* [YOUR TASK] Transcribe all of the material below word for word and leave out its pictures.

* [DATA EXCERPTS]
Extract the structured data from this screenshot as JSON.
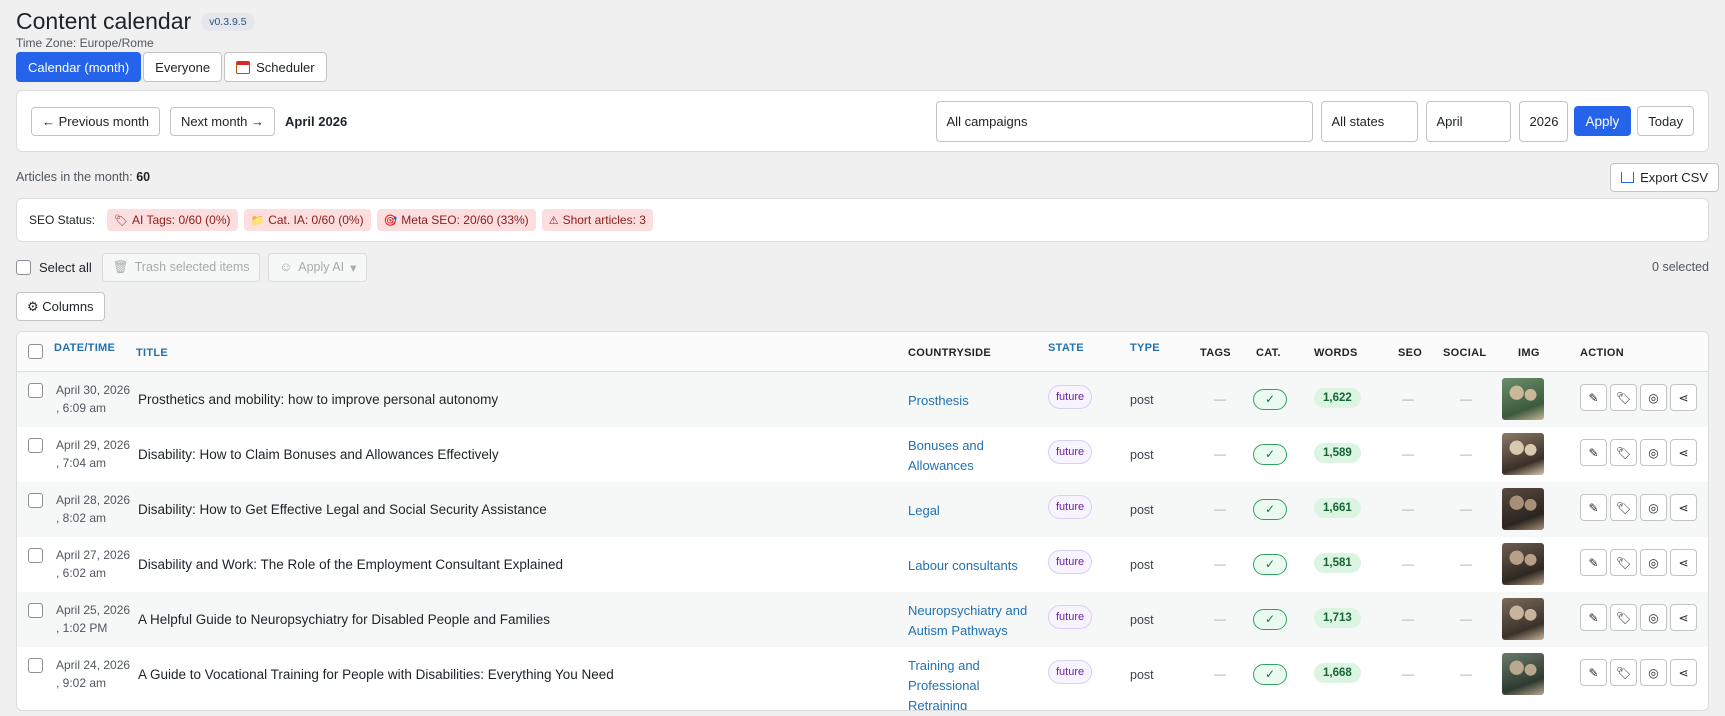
{
  "header": {
    "title": "Content calendar",
    "version": "v0.3.9.5",
    "timezone": "Time Zone: Europe/Rome"
  },
  "view_tabs": [
    {
      "label": "Calendar (month)",
      "active": true
    },
    {
      "label": "Everyone",
      "active": false
    },
    {
      "label": "Scheduler",
      "active": false,
      "icon": "calendar-icon"
    }
  ],
  "navigation": {
    "prev_label": "← Previous month",
    "next_label": "Next month →",
    "current_month": "April 2026",
    "campaign_select": "All campaigns",
    "state_select": "All states",
    "month_select": "April",
    "year_select": "2026",
    "apply_label": "Apply",
    "today_label": "Today"
  },
  "stats": {
    "articles_label": "Articles in the month:",
    "articles_count": "60",
    "export_label": "Export CSV"
  },
  "seo_status": {
    "label": "SEO Status:",
    "chips": [
      {
        "icon": "tag-icon",
        "glyph": "🏷",
        "text": "AI Tags: 0/60 (0%)"
      },
      {
        "icon": "folder-icon",
        "glyph": "📁",
        "text": "Cat. IA: 0/60 (0%)"
      },
      {
        "icon": "target-icon",
        "glyph": "🎯",
        "text": "Meta SEO: 20/60 (33%)"
      },
      {
        "icon": "warning-icon",
        "glyph": "⚠",
        "text": "Short articles: 3"
      }
    ]
  },
  "bulk": {
    "select_all_label": "Select all",
    "trash_label": "Trash selected items",
    "apply_ai_label": "Apply AI",
    "selected_count": "0 selected"
  },
  "columns_button": "⚙ Columns",
  "table": {
    "headers": {
      "date": "DATE/TIME",
      "title": "TITLE",
      "category": "COUNTRYSIDE",
      "state": "STATE",
      "type": "TYPE",
      "tags": "TAGS",
      "cat": "CAT.",
      "words": "WORDS",
      "seo": "SEO",
      "social": "SOCIAL",
      "img": "IMG",
      "action": "ACTION"
    },
    "rows": [
      {
        "date": "April 30, 2026",
        "time": ", 6:09 am",
        "title": "Prosthetics and mobility: how to improve personal autonomy",
        "category": "Prosthesis",
        "state": "future",
        "type": "post",
        "tags": "—",
        "cat": "✓",
        "words": "1,622",
        "seo": "—",
        "social": "—",
        "thumb_colors": [
          "#6b8e6b",
          "#3d5a3d",
          "#c9b89a"
        ]
      },
      {
        "date": "April 29, 2026",
        "time": ", 7:04 am",
        "title": "Disability: How to Claim Bonuses and Allowances Effectively",
        "category": "Bonuses and Allowances",
        "state": "future",
        "type": "post",
        "tags": "—",
        "cat": "✓",
        "words": "1,589",
        "seo": "—",
        "social": "—",
        "thumb_colors": [
          "#8a7a66",
          "#3a3028",
          "#d8c8b0"
        ]
      },
      {
        "date": "April 28, 2026",
        "time": ", 8:02 am",
        "title": "Disability: How to Get Effective Legal and Social Security Assistance",
        "category": "Legal",
        "state": "future",
        "type": "post",
        "tags": "—",
        "cat": "✓",
        "words": "1,661",
        "seo": "—",
        "social": "—",
        "thumb_colors": [
          "#5a4a3e",
          "#2a2420",
          "#a89078"
        ]
      },
      {
        "date": "April 27, 2026",
        "time": ", 6:02 am",
        "title": "Disability and Work: The Role of the Employment Consultant Explained",
        "category": "Labour consultants",
        "state": "future",
        "type": "post",
        "tags": "—",
        "cat": "✓",
        "words": "1,581",
        "seo": "—",
        "social": "—",
        "thumb_colors": [
          "#6e5e50",
          "#2e2822",
          "#b8a088"
        ]
      },
      {
        "date": "April 25, 2026",
        "time": ", 1:02 PM",
        "title": "A Helpful Guide to Neuropsychiatry for Disabled People and Families",
        "category": "Neuropsychiatry and Autism Pathways",
        "state": "future",
        "type": "post",
        "tags": "—",
        "cat": "✓",
        "words": "1,713",
        "seo": "—",
        "social": "—",
        "thumb_colors": [
          "#7a6a5a",
          "#3a322a",
          "#c8b49c"
        ]
      },
      {
        "date": "April 24, 2026",
        "time": ", 9:02 am",
        "title": "A Guide to Vocational Training for People with Disabilities: Everything You Need",
        "category": "Training and Professional Retraining",
        "state": "future",
        "type": "post",
        "tags": "—",
        "cat": "✓",
        "words": "1,668",
        "seo": "—",
        "social": "—",
        "thumb_colors": [
          "#6a7a6a",
          "#2e3a30",
          "#b8a890"
        ]
      }
    ],
    "action_icons": [
      {
        "name": "edit-icon",
        "glyph": "✎"
      },
      {
        "name": "tag-icon",
        "glyph": "🏷"
      },
      {
        "name": "seo-icon",
        "glyph": "◎"
      },
      {
        "name": "share-icon",
        "glyph": "⋖"
      }
    ]
  }
}
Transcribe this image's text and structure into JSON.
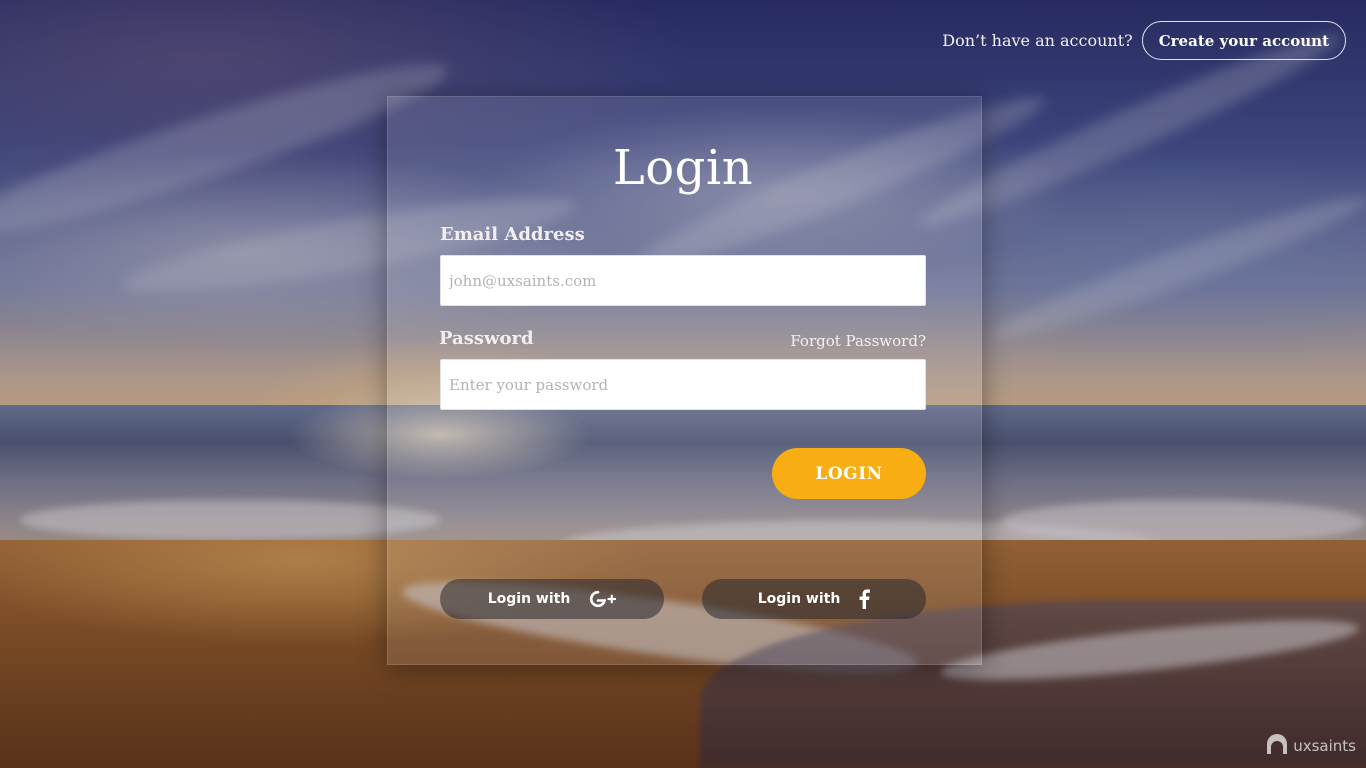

* [THE ANSWER]
Extract the structured data from this screenshot as JSON.
{
  "header": {
    "title": "Content calendar",
    "version": "v0.3.9.5",
    "timezone": "Time Zone: Europe/Rome"
  },
  "view_tabs": [
    {
      "label": "Calendar (month)",
      "active": true
    },
    {
      "label": "Everyone",
      "active": false
    },
    {
      "label": "Scheduler",
      "active": false,
      "icon": "calendar-icon"
    }
  ],
  "navigation": {
    "prev_label": "← Previous month",
    "next_label": "Next month →",
    "current_month": "April 2026",
    "campaign_select": "All campaigns",
    "state_select": "All states",
    "month_select": "April",
    "year_select": "2026",
    "apply_label": "Apply",
    "today_label": "Today"
  },
  "stats": {
    "articles_label": "Articles in the month:",
    "articles_count": "60",
    "export_label": "Export CSV"
  },
  "seo_status": {
    "label": "SEO Status:",
    "chips": [
      {
        "icon": "tag-icon",
        "glyph": "🏷",
        "text": "AI Tags: 0/60 (0%)"
      },
      {
        "icon": "folder-icon",
        "glyph": "📁",
        "text": "Cat. IA: 0/60 (0%)"
      },
      {
        "icon": "target-icon",
        "glyph": "🎯",
        "text": "Meta SEO: 20/60 (33%)"
      },
      {
        "icon": "warning-icon",
        "glyph": "⚠",
        "text": "Short articles: 3"
      }
    ]
  },
  "bulk": {
    "select_all_label": "Select all",
    "trash_label": "Trash selected items",
    "apply_ai_label": "Apply AI",
    "selected_count": "0 selected"
  },
  "columns_button": "⚙ Columns",
  "table": {
    "headers": {
      "date": "DATE/TIME",
      "title": "TITLE",
      "category": "COUNTRYSIDE",
      "state": "STATE",
      "type": "TYPE",
      "tags": "TAGS",
      "cat": "CAT.",
      "words": "WORDS",
      "seo": "SEO",
      "social": "SOCIAL",
      "img": "IMG",
      "action": "ACTION"
    },
    "rows": [
      {
        "date": "April 30, 2026",
        "time": ", 6:09 am",
        "title": "Prosthetics and mobility: how to improve personal autonomy",
        "category": "Prosthesis",
        "state": "future",
        "type": "post",
        "tags": "—",
        "cat": "✓",
        "words": "1,622",
        "seo": "—",
        "social": "—",
        "thumb_colors": [
          "#6b8e6b",
          "#3d5a3d",
          "#c9b89a"
        ]
      },
      {
        "date": "April 29, 2026",
        "time": ", 7:04 am",
        "title": "Disability: How to Claim Bonuses and Allowances Effectively",
        "category": "Bonuses and Allowances",
        "state": "future",
        "type": "post",
        "tags": "—",
        "cat": "✓",
        "words": "1,589",
        "seo": "—",
        "social": "—",
        "thumb_colors": [
          "#8a7a66",
          "#3a3028",
          "#d8c8b0"
        ]
      },
      {
        "date": "April 28, 2026",
        "time": ", 8:02 am",
        "title": "Disability: How to Get Effective Legal and Social Security Assistance",
        "category": "Legal",
        "state": "future",
        "type": "post",
        "tags": "—",
        "cat": "✓",
        "words": "1,661",
        "seo": "—",
        "social": "—",
        "thumb_colors": [
          "#5a4a3e",
          "#2a2420",
          "#a89078"
        ]
      },
      {
        "date": "April 27, 2026",
        "time": ", 6:02 am",
        "title": "Disability and Work: The Role of the Employment Consultant Explained",
        "category": "Labour consultants",
        "state": "future",
        "type": "post",
        "tags": "—",
        "cat": "✓",
        "words": "1,581",
        "seo": "—",
        "social": "—",
        "thumb_colors": [
          "#6e5e50",
          "#2e2822",
          "#b8a088"
        ]
      },
      {
        "date": "April 25, 2026",
        "time": ", 1:02 PM",
        "title": "A Helpful Guide to Neuropsychiatry for Disabled People and Families",
        "category": "Neuropsychiatry and Autism Pathways",
        "state": "future",
        "type": "post",
        "tags": "—",
        "cat": "✓",
        "words": "1,713",
        "seo": "—",
        "social": "—",
        "thumb_colors": [
          "#7a6a5a",
          "#3a322a",
          "#c8b49c"
        ]
      },
      {
        "date": "April 24, 2026",
        "time": ", 9:02 am",
        "title": "A Guide to Vocational Training for People with Disabilities: Everything You Need",
        "category": "Training and Professional Retraining",
        "state": "future",
        "type": "post",
        "tags": "—",
        "cat": "✓",
        "words": "1,668",
        "seo": "—",
        "social": "—",
        "thumb_colors": [
          "#6a7a6a",
          "#2e3a30",
          "#b8a890"
        ]
      }
    ],
    "action_icons": [
      {
        "name": "edit-icon",
        "glyph": "✎"
      },
      {
        "name": "tag-icon",
        "glyph": "🏷"
      },
      {
        "name": "seo-icon",
        "glyph": "◎"
      },
      {
        "name": "share-icon",
        "glyph": "⋖"
      }
    ]
  }
}
Transcribe this image's text and structure into JSON.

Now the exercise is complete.